* Start DATASET EXCERPTS *
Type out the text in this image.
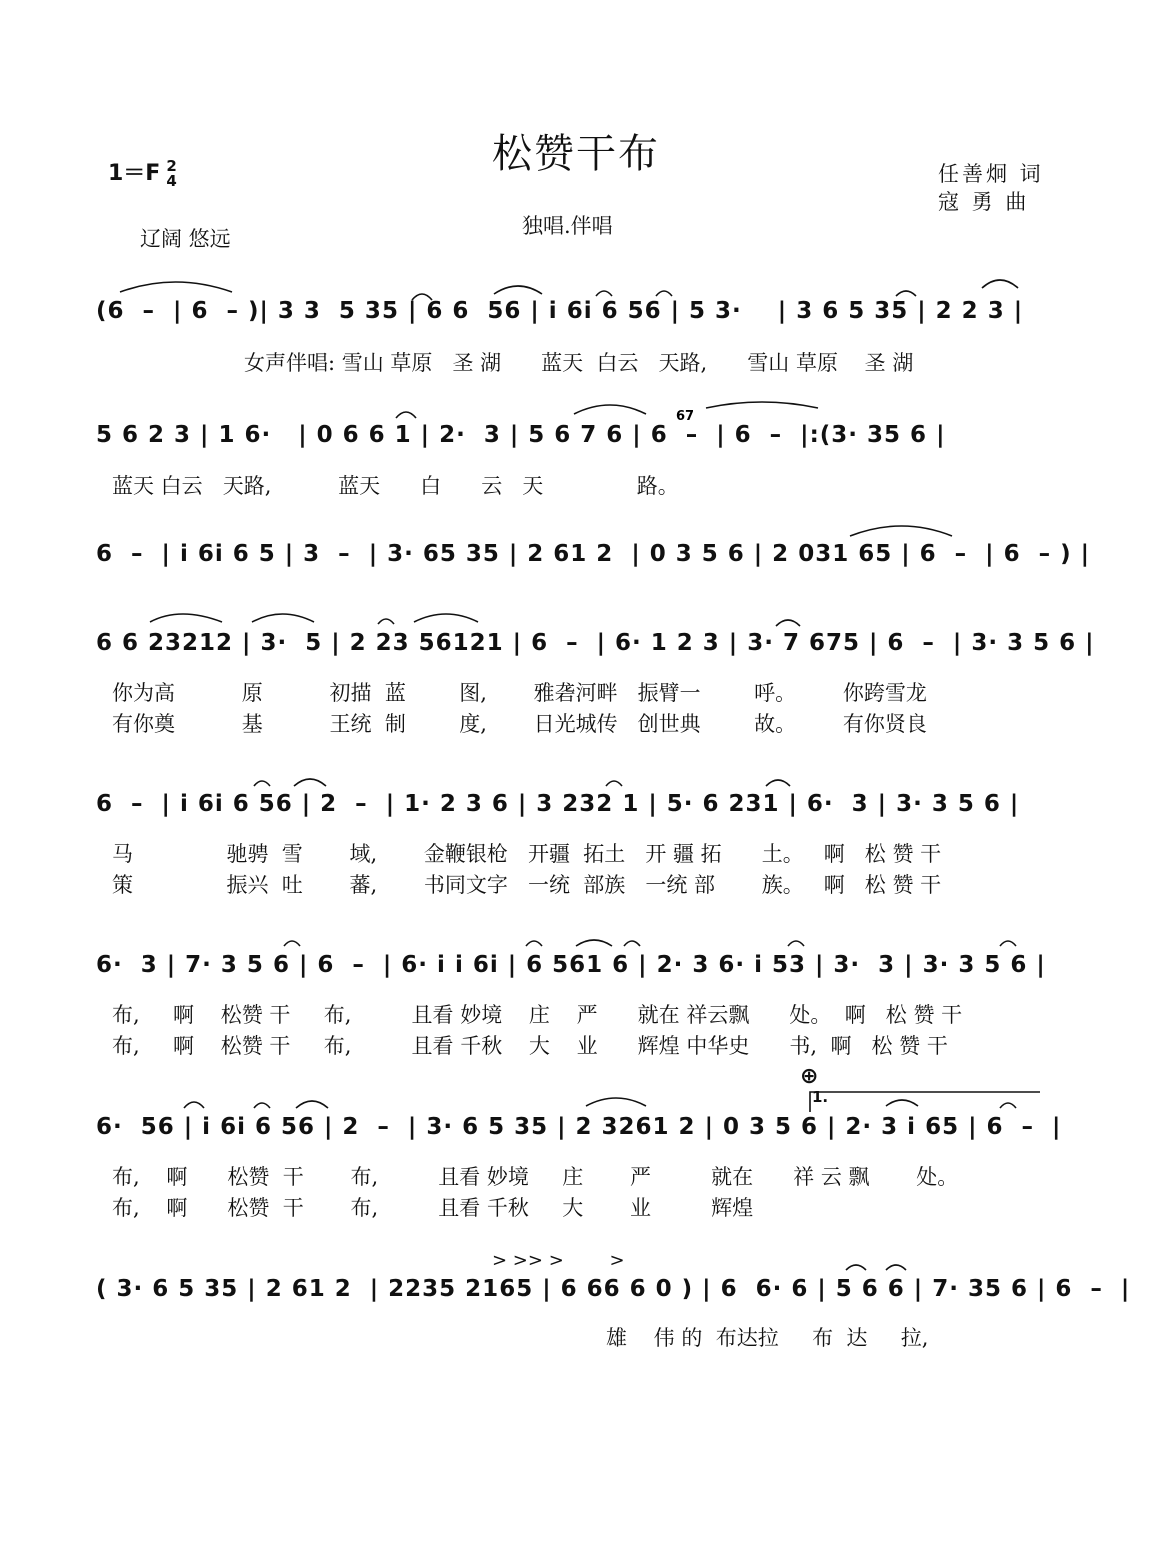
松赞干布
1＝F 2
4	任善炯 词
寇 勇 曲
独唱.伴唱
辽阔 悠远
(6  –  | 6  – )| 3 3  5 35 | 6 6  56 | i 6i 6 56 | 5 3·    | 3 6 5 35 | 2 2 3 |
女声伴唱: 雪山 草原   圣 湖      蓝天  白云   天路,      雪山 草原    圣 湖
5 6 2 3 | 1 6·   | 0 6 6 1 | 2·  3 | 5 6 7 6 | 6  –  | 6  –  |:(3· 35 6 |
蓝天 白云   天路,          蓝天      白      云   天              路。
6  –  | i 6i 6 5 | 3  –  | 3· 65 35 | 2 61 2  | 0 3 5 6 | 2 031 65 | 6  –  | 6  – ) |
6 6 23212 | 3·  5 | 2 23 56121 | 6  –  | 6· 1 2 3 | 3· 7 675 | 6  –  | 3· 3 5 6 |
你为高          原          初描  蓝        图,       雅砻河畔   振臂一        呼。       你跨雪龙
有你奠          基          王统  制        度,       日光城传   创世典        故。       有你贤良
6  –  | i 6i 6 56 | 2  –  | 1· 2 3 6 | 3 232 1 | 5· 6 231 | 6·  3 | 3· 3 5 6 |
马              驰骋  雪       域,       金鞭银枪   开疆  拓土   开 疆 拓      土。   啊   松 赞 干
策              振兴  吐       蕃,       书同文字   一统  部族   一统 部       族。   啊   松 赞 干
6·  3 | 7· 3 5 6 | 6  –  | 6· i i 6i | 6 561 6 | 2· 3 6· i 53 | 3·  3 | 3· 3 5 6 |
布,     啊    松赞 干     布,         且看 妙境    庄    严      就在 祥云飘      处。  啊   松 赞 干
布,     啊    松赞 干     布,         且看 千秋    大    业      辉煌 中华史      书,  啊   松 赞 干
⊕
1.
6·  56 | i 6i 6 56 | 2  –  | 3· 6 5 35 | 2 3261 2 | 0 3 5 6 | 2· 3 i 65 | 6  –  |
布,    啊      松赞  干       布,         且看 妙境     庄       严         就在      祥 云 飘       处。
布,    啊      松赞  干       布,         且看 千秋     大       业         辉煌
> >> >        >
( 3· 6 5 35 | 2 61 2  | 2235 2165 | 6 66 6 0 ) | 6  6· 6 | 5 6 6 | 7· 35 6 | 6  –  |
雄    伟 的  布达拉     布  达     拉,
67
* End DATASET EXCERPTS *
* Start DATASET EXCERPTS *
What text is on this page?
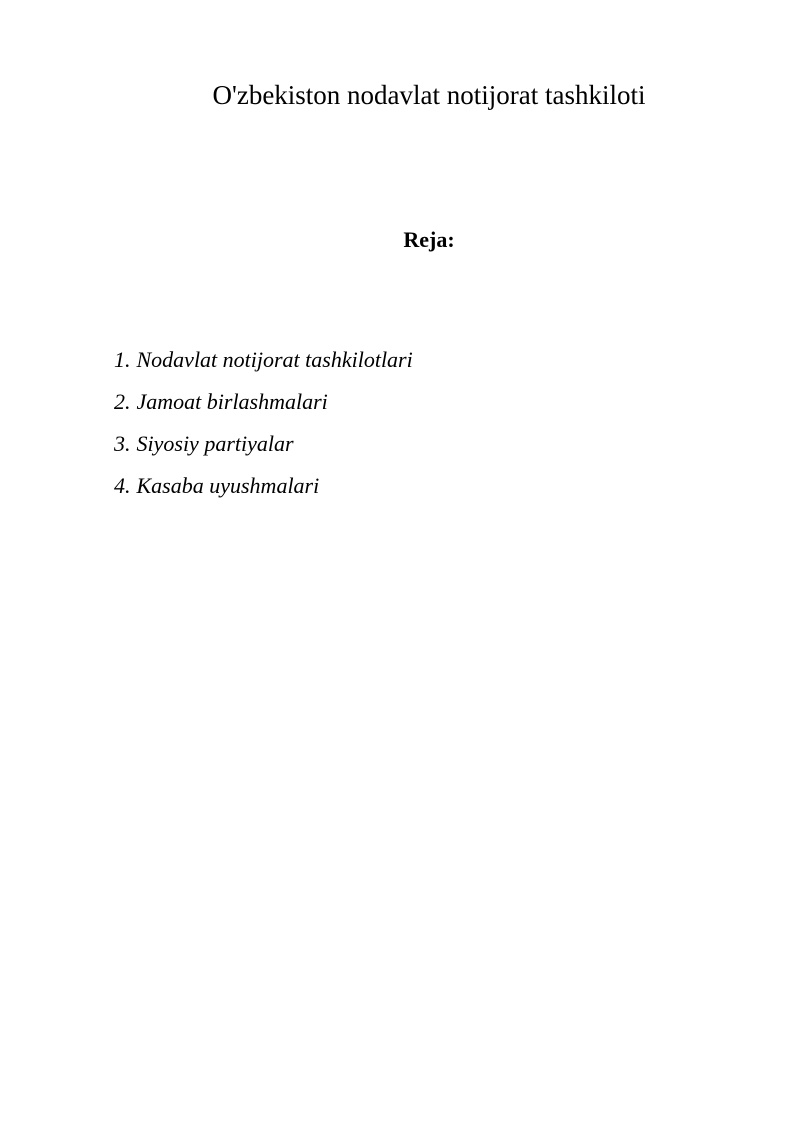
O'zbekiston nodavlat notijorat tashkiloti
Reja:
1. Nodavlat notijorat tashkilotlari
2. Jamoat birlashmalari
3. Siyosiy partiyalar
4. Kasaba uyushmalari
* End DATASET EXCERPTS *
SHORT EXERCISE
Read the data above and pull out each line that holds the string "text".

WRITTEN REPLY
Type out the text in this image.
What text is on this page?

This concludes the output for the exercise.